● **Directions**:
Below is a block of records: output all of them exactly and leave out the pictures.
[start Task input]
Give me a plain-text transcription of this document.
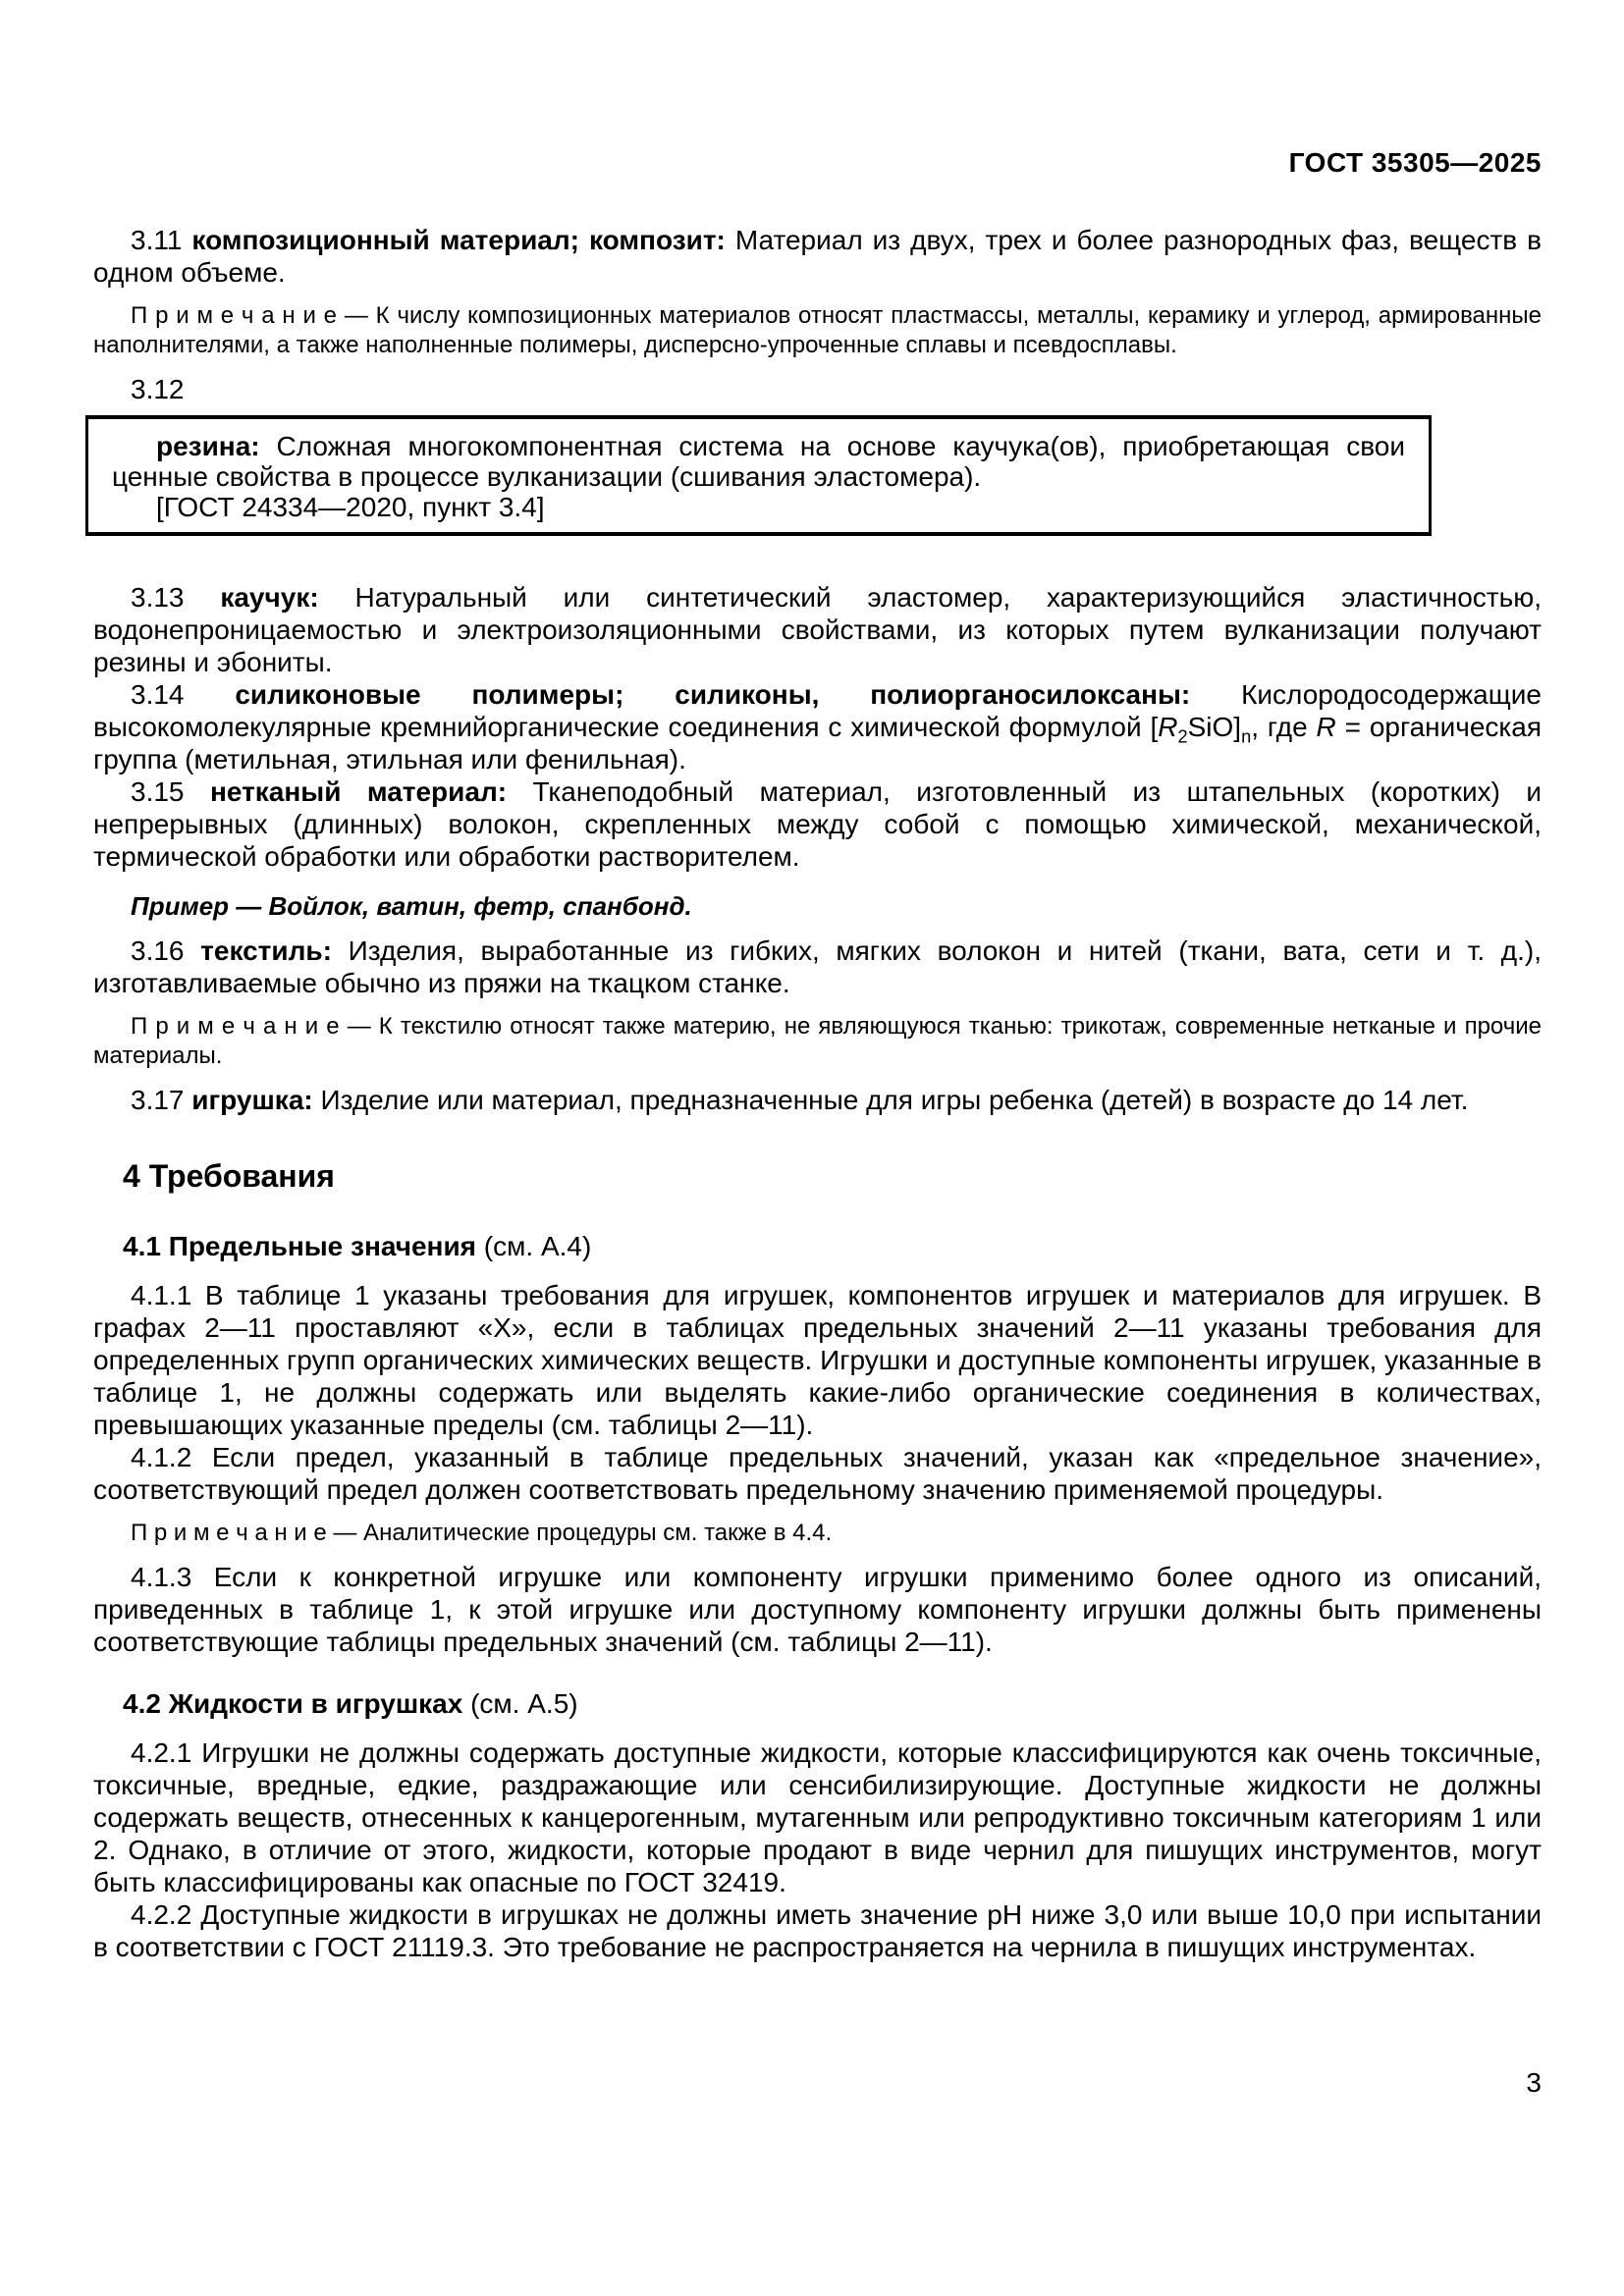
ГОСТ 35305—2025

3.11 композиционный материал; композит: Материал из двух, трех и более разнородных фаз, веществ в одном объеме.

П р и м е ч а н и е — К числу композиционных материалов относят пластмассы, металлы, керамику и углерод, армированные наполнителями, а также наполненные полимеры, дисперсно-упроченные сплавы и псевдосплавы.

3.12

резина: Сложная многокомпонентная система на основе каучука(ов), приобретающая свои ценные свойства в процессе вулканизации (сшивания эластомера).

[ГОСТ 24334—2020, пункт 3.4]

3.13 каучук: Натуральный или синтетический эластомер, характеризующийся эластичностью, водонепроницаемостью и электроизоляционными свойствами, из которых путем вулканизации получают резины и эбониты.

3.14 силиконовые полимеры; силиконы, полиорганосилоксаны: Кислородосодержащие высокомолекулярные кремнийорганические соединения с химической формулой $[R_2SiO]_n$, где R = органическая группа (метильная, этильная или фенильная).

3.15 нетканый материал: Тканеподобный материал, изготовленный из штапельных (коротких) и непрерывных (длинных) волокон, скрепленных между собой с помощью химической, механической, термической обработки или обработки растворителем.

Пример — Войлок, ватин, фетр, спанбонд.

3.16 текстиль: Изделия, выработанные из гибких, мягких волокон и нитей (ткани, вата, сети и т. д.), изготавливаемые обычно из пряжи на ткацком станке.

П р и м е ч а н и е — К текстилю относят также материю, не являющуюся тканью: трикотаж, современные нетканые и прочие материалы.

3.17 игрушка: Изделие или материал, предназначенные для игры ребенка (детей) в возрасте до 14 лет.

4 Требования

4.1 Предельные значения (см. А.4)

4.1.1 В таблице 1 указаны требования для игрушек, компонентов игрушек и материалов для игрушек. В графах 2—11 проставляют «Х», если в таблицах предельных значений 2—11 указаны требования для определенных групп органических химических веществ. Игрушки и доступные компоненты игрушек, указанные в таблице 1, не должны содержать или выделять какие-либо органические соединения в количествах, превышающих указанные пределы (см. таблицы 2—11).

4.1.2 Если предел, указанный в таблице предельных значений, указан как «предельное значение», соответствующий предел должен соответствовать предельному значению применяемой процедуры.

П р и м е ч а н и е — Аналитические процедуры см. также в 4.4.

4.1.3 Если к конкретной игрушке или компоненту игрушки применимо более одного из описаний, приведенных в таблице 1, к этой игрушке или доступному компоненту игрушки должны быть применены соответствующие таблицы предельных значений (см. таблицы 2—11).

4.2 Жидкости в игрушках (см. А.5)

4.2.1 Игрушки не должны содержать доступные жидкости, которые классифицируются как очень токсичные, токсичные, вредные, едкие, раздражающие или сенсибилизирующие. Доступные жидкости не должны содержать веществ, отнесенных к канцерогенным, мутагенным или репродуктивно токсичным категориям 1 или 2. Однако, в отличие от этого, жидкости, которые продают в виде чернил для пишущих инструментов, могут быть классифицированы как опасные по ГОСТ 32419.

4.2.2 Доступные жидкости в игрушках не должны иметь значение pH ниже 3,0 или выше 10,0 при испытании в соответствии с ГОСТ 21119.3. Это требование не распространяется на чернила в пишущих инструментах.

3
[end Task input]
● **Response below**:
Give me a plain-text transcription of this document.
ГОСТ 35305—2025

3.11 композиционный материал; композит: Материал из двух, трех и более разнородных фаз, веществ в одном объеме.

П р и м е ч а н и е — К числу композиционных материалов относят пластмассы, металлы, керамику и углерод, армированные наполнителями, а также наполненные полимеры, дисперсно-упроченные сплавы и псевдосплавы.

3.12

резина: Сложная многокомпонентная система на основе каучука(ов), приобретающая свои ценные свойства в процессе вулканизации (сшивания эластомера).

[ГОСТ 24334—2020, пункт 3.4]

3.13 каучук: Натуральный или синтетический эластомер, характеризующийся эластичностью, водонепроницаемостью и электроизоляционными свойствами, из которых путем вулканизации получают резины и эбониты.

3.14 силиконовые полимеры; силиконы, полиорганосилоксаны: Кислородосодержащие высокомолекулярные кремнийорганические соединения с химической формулой $[R_2SiO]_n$, где R = органическая группа (метильная, этильная или фенильная).

3.15 нетканый материал: Тканеподобный материал, изготовленный из штапельных (коротких) и непрерывных (длинных) волокон, скрепленных между собой с помощью химической, механической, термической обработки или обработки растворителем.

Пример — Войлок, ватин, фетр, спанбонд.

3.16 текстиль: Изделия, выработанные из гибких, мягких волокон и нитей (ткани, вата, сети и т. д.), изготавливаемые обычно из пряжи на ткацком станке.

П р и м е ч а н и е — К текстилю относят также материю, не являющуюся тканью: трикотаж, современные нетканые и прочие материалы.

3.17 игрушка: Изделие или материал, предназначенные для игры ребенка (детей) в возрасте до 14 лет.

4 Требования

4.1 Предельные значения (см. А.4)

4.1.1 В таблице 1 указаны требования для игрушек, компонентов игрушек и материалов для игрушек. В графах 2—11 проставляют «Х», если в таблицах предельных значений 2—11 указаны требования для определенных групп органических химических веществ. Игрушки и доступные компоненты игрушек, указанные в таблице 1, не должны содержать или выделять какие-либо органические соединения в количествах, превышающих указанные пределы (см. таблицы 2—11).

4.1.2 Если предел, указанный в таблице предельных значений, указан как «предельное значение», соответствующий предел должен соответствовать предельному значению применяемой процедуры.

П р и м е ч а н и е — Аналитические процедуры см. также в 4.4.

4.1.3 Если к конкретной игрушке или компоненту игрушки применимо более одного из описаний, приведенных в таблице 1, к этой игрушке или доступному компоненту игрушки должны быть применены соответствующие таблицы предельных значений (см. таблицы 2—11).

4.2 Жидкости в игрушках (см. А.5)

4.2.1 Игрушки не должны содержать доступные жидкости, которые классифицируются как очень токсичные, токсичные, вредные, едкие, раздражающие или сенсибилизирующие. Доступные жидкости не должны содержать веществ, отнесенных к канцерогенным, мутагенным или репродуктивно токсичным категориям 1 или 2. Однако, в отличие от этого, жидкости, которые продают в виде чернил для пишущих инструментов, могут быть классифицированы как опасные по ГОСТ 32419.

4.2.2 Доступные жидкости в игрушках не должны иметь значение pH ниже 3,0 или выше 10,0 при испытании в соответствии с ГОСТ 21119.3. Это требование не распространяется на чернила в пишущих инструментах.

3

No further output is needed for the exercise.